— DATASET EXTRACT —

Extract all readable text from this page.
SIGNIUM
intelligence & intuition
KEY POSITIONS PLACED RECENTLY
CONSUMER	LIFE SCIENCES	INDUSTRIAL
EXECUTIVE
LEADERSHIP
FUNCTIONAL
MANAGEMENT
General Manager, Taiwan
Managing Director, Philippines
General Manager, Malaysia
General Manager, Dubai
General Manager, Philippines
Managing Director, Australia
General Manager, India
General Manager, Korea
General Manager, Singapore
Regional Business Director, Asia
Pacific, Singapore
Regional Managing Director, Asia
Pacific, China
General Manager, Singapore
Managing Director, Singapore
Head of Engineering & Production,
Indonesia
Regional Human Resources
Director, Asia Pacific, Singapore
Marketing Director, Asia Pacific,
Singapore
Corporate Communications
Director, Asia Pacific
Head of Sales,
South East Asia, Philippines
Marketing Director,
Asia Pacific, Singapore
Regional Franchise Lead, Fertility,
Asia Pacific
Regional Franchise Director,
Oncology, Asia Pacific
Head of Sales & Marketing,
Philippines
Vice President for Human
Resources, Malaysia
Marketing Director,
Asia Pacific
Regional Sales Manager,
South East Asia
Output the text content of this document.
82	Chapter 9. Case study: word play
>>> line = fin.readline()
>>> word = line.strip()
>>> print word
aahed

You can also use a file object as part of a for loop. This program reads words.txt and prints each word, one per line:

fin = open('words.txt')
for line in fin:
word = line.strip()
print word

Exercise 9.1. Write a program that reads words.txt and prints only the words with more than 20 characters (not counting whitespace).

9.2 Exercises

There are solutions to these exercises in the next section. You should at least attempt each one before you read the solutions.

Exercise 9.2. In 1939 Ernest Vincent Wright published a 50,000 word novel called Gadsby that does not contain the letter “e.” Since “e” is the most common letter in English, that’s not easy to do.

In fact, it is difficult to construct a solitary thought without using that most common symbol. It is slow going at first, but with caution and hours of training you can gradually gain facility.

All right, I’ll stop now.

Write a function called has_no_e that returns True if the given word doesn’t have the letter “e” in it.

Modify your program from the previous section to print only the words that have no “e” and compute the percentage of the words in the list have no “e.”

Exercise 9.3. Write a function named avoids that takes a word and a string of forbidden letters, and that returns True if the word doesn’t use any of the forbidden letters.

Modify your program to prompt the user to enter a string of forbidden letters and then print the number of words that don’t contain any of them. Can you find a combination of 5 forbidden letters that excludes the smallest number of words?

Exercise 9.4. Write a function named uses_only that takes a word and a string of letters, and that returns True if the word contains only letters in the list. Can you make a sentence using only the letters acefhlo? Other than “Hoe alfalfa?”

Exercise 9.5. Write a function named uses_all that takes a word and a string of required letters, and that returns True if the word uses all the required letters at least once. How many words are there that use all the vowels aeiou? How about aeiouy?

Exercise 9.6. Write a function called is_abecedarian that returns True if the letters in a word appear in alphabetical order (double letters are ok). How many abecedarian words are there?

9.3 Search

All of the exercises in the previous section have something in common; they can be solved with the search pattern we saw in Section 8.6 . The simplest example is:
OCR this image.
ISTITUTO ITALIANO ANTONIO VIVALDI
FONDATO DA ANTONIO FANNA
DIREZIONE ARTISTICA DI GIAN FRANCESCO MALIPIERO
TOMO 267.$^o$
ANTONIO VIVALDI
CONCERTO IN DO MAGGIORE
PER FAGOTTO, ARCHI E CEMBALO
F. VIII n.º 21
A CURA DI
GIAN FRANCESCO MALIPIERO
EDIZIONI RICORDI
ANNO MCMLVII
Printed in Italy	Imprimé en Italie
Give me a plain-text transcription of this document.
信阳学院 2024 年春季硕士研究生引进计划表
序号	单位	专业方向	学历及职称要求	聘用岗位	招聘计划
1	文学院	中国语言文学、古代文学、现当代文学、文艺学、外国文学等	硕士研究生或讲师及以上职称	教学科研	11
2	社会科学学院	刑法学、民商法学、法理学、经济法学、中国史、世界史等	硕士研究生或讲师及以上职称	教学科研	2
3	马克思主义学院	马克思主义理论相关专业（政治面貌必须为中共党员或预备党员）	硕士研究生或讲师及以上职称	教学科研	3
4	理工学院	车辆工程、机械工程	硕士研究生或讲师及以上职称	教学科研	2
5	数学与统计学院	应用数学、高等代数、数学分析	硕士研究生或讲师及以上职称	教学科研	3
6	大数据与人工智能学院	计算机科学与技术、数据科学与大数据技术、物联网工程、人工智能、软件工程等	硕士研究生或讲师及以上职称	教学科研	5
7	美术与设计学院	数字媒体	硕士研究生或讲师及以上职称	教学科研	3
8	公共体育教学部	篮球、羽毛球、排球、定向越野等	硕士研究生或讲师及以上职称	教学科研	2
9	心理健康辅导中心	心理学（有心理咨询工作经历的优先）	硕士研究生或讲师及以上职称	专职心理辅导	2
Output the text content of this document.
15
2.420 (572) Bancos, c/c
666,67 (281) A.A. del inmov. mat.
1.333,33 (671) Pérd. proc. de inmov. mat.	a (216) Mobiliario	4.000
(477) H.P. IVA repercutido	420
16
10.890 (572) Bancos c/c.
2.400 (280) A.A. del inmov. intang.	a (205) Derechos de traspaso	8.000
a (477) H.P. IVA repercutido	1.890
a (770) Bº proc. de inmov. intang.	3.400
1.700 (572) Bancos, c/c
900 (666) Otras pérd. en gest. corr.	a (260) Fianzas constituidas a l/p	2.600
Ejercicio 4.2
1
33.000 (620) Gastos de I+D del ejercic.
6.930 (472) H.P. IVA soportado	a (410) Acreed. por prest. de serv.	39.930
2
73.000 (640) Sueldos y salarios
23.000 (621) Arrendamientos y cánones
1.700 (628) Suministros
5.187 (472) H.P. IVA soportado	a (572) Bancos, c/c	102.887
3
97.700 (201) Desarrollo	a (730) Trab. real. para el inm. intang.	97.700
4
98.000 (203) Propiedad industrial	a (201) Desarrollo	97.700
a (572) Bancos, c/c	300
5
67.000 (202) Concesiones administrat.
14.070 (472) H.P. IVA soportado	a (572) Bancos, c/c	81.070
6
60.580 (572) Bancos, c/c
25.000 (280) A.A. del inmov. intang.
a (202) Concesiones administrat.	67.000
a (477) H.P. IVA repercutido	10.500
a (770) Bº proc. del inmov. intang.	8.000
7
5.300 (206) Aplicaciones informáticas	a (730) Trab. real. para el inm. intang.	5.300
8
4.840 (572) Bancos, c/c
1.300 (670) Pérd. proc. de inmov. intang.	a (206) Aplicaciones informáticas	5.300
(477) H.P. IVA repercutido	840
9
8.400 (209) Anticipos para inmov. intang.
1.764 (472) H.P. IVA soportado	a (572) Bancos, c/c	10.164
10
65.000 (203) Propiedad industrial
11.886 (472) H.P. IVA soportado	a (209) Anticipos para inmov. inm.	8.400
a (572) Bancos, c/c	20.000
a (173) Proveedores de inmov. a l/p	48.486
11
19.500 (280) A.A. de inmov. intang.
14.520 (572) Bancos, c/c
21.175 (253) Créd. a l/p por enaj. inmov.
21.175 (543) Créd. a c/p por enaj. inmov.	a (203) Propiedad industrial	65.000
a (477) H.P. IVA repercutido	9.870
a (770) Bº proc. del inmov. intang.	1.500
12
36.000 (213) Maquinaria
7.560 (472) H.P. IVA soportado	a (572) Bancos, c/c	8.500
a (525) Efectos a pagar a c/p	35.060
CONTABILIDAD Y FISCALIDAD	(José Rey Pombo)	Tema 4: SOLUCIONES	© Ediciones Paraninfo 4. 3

— AIM OF THE EXERCISE —
State how many lines of the records hold the string "Modify", and nothing else.

— RESULT FOR THIS TASK —
2